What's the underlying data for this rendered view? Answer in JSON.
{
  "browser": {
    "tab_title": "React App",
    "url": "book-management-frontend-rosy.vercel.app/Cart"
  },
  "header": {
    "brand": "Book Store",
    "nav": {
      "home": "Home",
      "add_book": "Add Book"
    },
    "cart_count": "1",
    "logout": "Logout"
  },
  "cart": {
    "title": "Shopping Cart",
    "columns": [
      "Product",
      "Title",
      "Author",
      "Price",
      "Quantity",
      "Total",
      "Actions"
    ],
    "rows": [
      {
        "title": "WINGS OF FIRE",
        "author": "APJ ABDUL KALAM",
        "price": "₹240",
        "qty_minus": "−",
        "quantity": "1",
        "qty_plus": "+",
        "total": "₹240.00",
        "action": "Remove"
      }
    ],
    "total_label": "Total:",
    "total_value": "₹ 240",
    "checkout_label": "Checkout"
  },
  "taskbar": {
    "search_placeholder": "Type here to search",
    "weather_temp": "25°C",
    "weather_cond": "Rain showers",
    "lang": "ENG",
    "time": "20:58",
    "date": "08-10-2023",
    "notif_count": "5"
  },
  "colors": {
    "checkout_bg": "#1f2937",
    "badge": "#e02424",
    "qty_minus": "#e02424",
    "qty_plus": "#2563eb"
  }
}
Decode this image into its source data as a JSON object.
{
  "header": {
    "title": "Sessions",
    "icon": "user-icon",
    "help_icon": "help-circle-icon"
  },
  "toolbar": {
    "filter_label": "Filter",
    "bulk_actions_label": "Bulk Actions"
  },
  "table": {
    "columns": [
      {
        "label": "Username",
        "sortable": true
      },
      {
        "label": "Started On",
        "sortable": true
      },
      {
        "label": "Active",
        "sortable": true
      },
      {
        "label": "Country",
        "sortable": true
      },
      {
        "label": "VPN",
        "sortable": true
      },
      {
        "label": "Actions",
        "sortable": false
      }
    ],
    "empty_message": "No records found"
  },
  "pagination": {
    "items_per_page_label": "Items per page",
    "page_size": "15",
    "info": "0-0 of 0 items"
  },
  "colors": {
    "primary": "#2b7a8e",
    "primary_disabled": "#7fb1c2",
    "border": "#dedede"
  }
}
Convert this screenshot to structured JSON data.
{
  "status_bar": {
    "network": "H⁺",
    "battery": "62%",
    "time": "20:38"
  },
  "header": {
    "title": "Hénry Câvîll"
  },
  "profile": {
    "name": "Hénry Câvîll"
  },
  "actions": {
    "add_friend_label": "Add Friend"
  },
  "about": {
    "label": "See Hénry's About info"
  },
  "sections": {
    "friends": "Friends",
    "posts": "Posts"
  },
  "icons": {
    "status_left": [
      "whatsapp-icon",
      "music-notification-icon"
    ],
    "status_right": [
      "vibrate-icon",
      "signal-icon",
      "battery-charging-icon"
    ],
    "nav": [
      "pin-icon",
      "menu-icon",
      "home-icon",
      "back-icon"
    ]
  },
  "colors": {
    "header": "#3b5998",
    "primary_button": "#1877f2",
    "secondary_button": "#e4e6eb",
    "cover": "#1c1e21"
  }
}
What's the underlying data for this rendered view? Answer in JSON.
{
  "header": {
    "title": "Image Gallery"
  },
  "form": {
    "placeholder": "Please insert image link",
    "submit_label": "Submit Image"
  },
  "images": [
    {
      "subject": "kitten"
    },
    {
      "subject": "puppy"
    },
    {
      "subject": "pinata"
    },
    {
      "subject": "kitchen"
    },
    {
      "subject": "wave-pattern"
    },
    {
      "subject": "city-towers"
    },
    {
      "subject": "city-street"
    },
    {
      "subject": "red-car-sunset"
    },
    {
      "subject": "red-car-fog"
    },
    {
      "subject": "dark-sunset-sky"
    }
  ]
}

....

▶ _Given exercise_:
Restate all of the entries exactly, please.

▶ _Solution for this task_:
What's the underlying data for this rendered view? Answer in JSON.
{
  "browser": {
    "tab_title": "React App",
    "url": "book-management-frontend-rosy.vercel.app/Cart"
  },
  "header": {
    "brand": "Book Store",
    "nav": {
      "home": "Home",
      "add_book": "Add Book"
    },
    "cart_count": "1",
    "logout": "Logout"
  },
  "cart": {
    "title": "Shopping Cart",
    "columns": [
      "Product",
      "Title",
      "Author",
      "Price",
      "Quantity",
      "Total",
      "Actions"
    ],
    "rows": [
      {
        "title": "WINGS OF FIRE",
        "author": "APJ ABDUL KALAM",
        "price": "₹240",
        "qty_minus": "−",
        "quantity": "1",
        "qty_plus": "+",
        "total": "₹240.00",
        "action": "Remove"
      }
    ],
    "total_label": "Total:",
    "total_value": "₹ 240",
    "checkout_label": "Checkout"
  },
  "taskbar": {
    "search_placeholder": "Type here to search",
    "weather_temp": "25°C",
    "weather_cond": "Rain showers",
    "lang": "ENG",
    "time": "20:58",
    "date": "08-10-2023",
    "notif_count": "5"
  },
  "colors": {
    "checkout_bg": "#1f2937",
    "badge": "#e02424",
    "qty_minus": "#e02424",
    "qty_plus": "#2563eb"
  }
}
Decode this image into its source data as a JSON object.
{
  "header": {
    "title": "Sessions",
    "icon": "user-icon",
    "help_icon": "help-circle-icon"
  },
  "toolbar": {
    "filter_label": "Filter",
    "bulk_actions_label": "Bulk Actions"
  },
  "table": {
    "columns": [
      {
        "label": "Username",
        "sortable": true
      },
      {
        "label": "Started On",
        "sortable": true
      },
      {
        "label": "Active",
        "sortable": true
      },
      {
        "label": "Country",
        "sortable": true
      },
      {
        "label": "VPN",
        "sortable": true
      },
      {
        "label": "Actions",
        "sortable": false
      }
    ],
    "empty_message": "No records found"
  },
  "pagination": {
    "items_per_page_label": "Items per page",
    "page_size": "15",
    "info": "0-0 of 0 items"
  },
  "colors": {
    "primary": "#2b7a8e",
    "primary_disabled": "#7fb1c2",
    "border": "#dedede"
  }
}
Convert this screenshot to structured JSON data.
{
  "status_bar": {
    "network": "H⁺",
    "battery": "62%",
    "time": "20:38"
  },
  "header": {
    "title": "Hénry Câvîll"
  },
  "profile": {
    "name": "Hénry Câvîll"
  },
  "actions": {
    "add_friend_label": "Add Friend"
  },
  "about": {
    "label": "See Hénry's About info"
  },
  "sections": {
    "friends": "Friends",
    "posts": "Posts"
  },
  "icons": {
    "status_left": [
      "whatsapp-icon",
      "music-notification-icon"
    ],
    "status_right": [
      "vibrate-icon",
      "signal-icon",
      "battery-charging-icon"
    ],
    "nav": [
      "pin-icon",
      "menu-icon",
      "home-icon",
      "back-icon"
    ]
  },
  "colors": {
    "header": "#3b5998",
    "primary_button": "#1877f2",
    "secondary_button": "#e4e6eb",
    "cover": "#1c1e21"
  }
}
What's the underlying data for this rendered view? Answer in JSON.
{
  "header": {
    "title": "Image Gallery"
  },
  "form": {
    "placeholder": "Please insert image link",
    "submit_label": "Submit Image"
  },
  "images": [
    {
      "subject": "kitten"
    },
    {
      "subject": "puppy"
    },
    {
      "subject": "pinata"
    },
    {
      "subject": "kitchen"
    },
    {
      "subject": "wave-pattern"
    },
    {
      "subject": "city-towers"
    },
    {
      "subject": "city-street"
    },
    {
      "subject": "red-car-sunset"
    },
    {
      "subject": "red-car-fog"
    },
    {
      "subject": "dark-sunset-sky"
    }
  ]
}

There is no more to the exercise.